>> START

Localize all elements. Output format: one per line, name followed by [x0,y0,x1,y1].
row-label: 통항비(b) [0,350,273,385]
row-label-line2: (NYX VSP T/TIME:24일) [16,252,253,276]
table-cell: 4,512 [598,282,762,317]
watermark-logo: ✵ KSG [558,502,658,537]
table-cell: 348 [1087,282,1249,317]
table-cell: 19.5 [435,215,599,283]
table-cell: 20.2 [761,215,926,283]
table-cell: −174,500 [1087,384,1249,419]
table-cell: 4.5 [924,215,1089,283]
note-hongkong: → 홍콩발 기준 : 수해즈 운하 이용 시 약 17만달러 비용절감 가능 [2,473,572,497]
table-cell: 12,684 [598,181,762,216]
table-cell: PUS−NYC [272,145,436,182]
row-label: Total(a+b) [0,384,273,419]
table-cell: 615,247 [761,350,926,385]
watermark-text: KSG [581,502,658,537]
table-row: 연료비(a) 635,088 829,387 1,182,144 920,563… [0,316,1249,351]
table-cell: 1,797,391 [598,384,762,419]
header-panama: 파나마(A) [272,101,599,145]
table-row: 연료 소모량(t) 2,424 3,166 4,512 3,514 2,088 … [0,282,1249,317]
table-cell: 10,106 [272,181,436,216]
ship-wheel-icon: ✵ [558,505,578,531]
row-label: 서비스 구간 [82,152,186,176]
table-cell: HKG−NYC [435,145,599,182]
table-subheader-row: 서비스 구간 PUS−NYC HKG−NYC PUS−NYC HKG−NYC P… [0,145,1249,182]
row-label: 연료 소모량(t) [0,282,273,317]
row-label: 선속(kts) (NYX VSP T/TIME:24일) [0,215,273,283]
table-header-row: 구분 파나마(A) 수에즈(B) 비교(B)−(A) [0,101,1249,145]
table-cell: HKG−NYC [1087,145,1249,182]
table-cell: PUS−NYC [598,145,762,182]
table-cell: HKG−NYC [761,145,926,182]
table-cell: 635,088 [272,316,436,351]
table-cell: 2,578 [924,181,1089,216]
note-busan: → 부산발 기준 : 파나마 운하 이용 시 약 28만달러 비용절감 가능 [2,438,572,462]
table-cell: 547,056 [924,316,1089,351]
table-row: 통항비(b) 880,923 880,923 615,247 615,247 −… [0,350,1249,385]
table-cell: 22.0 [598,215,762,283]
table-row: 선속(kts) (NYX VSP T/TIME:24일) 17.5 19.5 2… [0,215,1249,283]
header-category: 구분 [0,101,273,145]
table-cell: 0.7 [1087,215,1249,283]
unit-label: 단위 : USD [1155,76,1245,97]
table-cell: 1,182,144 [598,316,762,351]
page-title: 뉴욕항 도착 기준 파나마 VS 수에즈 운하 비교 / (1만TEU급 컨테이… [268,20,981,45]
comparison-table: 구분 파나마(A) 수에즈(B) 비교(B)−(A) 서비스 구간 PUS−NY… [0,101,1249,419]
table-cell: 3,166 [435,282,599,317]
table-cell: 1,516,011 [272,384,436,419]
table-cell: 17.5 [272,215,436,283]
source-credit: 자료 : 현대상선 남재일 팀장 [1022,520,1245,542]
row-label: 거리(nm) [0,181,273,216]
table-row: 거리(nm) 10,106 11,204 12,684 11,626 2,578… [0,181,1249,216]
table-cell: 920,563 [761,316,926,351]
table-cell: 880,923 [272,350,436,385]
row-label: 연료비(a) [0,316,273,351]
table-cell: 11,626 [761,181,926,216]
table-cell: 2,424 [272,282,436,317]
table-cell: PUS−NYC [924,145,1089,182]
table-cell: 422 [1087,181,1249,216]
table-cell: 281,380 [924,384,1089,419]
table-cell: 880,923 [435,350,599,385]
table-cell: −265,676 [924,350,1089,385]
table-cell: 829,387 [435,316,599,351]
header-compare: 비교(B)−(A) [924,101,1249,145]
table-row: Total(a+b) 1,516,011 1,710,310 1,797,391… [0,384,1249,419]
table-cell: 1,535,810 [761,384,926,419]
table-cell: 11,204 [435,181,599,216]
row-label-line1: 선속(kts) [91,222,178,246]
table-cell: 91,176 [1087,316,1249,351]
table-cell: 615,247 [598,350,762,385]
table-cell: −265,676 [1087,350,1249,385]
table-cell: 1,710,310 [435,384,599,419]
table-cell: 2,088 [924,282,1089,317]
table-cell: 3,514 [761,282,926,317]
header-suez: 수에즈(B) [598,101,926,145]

>> END

→ WHAT IS REQUIRED
Reproduce the entire listing above verbatim, keeping every line in its original order.

→ TASK RESPONSE
Localize all elements. Output format: one per line, name followed by [x0,y0,x1,y1].
row-label: 통항비(b) [0,350,273,385]
row-label-line2: (NYX VSP T/TIME:24일) [16,252,253,276]
table-cell: 4,512 [598,282,762,317]
watermark-logo: ✵ KSG [558,502,658,537]
table-cell: 348 [1087,282,1249,317]
table-cell: 19.5 [435,215,599,283]
table-cell: 20.2 [761,215,926,283]
table-cell: −174,500 [1087,384,1249,419]
table-cell: 4.5 [924,215,1089,283]
note-hongkong: → 홍콩발 기준 : 수해즈 운하 이용 시 약 17만달러 비용절감 가능 [2,473,572,497]
table-cell: 12,684 [598,181,762,216]
table-cell: PUS−NYC [272,145,436,182]
row-label: Total(a+b) [0,384,273,419]
table-cell: 615,247 [761,350,926,385]
watermark-text: KSG [581,502,658,537]
table-row: 연료비(a) 635,088 829,387 1,182,144 920,563… [0,316,1249,351]
table-cell: 1,797,391 [598,384,762,419]
header-panama: 파나마(A) [272,101,599,145]
table-row: 연료 소모량(t) 2,424 3,166 4,512 3,514 2,088 … [0,282,1249,317]
table-cell: 10,106 [272,181,436,216]
ship-wheel-icon: ✵ [558,505,578,531]
row-label: 서비스 구간 [82,152,186,176]
table-cell: HKG−NYC [435,145,599,182]
table-subheader-row: 서비스 구간 PUS−NYC HKG−NYC PUS−NYC HKG−NYC P… [0,145,1249,182]
row-label: 연료 소모량(t) [0,282,273,317]
row-label: 선속(kts) (NYX VSP T/TIME:24일) [0,215,273,283]
table-header-row: 구분 파나마(A) 수에즈(B) 비교(B)−(A) [0,101,1249,145]
table-cell: HKG−NYC [1087,145,1249,182]
table-cell: PUS−NYC [598,145,762,182]
table-cell: HKG−NYC [761,145,926,182]
table-cell: 635,088 [272,316,436,351]
table-cell: 2,578 [924,181,1089,216]
note-busan: → 부산발 기준 : 파나마 운하 이용 시 약 28만달러 비용절감 가능 [2,438,572,462]
table-cell: 547,056 [924,316,1089,351]
table-row: 통항비(b) 880,923 880,923 615,247 615,247 −… [0,350,1249,385]
table-cell: 22.0 [598,215,762,283]
table-row: 선속(kts) (NYX VSP T/TIME:24일) 17.5 19.5 2… [0,215,1249,283]
header-category: 구분 [0,101,273,145]
table-cell: 0.7 [1087,215,1249,283]
unit-label: 단위 : USD [1155,76,1245,97]
table-cell: 1,182,144 [598,316,762,351]
page-title: 뉴욕항 도착 기준 파나마 VS 수에즈 운하 비교 / (1만TEU급 컨테이… [268,20,981,45]
comparison-table: 구분 파나마(A) 수에즈(B) 비교(B)−(A) 서비스 구간 PUS−NY… [0,101,1249,419]
table-cell: 3,166 [435,282,599,317]
table-cell: 1,516,011 [272,384,436,419]
table-cell: 17.5 [272,215,436,283]
source-credit: 자료 : 현대상선 남재일 팀장 [1022,520,1245,542]
row-label: 거리(nm) [0,181,273,216]
table-row: 거리(nm) 10,106 11,204 12,684 11,626 2,578… [0,181,1249,216]
table-cell: 920,563 [761,316,926,351]
table-cell: 880,923 [272,350,436,385]
row-label: 연료비(a) [0,316,273,351]
table-cell: 11,626 [761,181,926,216]
table-cell: 2,424 [272,282,436,317]
table-cell: PUS−NYC [924,145,1089,182]
table-cell: 422 [1087,181,1249,216]
table-cell: 281,380 [924,384,1089,419]
table-cell: 880,923 [435,350,599,385]
table-cell: −265,676 [924,350,1089,385]
table-cell: 829,387 [435,316,599,351]
header-compare: 비교(B)−(A) [924,101,1249,145]
table-row: Total(a+b) 1,516,011 1,710,310 1,797,391… [0,384,1249,419]
table-cell: 1,535,810 [761,384,926,419]
table-cell: 11,204 [435,181,599,216]
row-label-line1: 선속(kts) [91,222,178,246]
table-cell: 91,176 [1087,316,1249,351]
table-cell: 615,247 [598,350,762,385]
table-cell: −265,676 [1087,350,1249,385]
table-cell: 1,710,310 [435,384,599,419]
table-cell: 2,088 [924,282,1089,317]
table-cell: 3,514 [761,282,926,317]
header-suez: 수에즈(B) [598,101,926,145]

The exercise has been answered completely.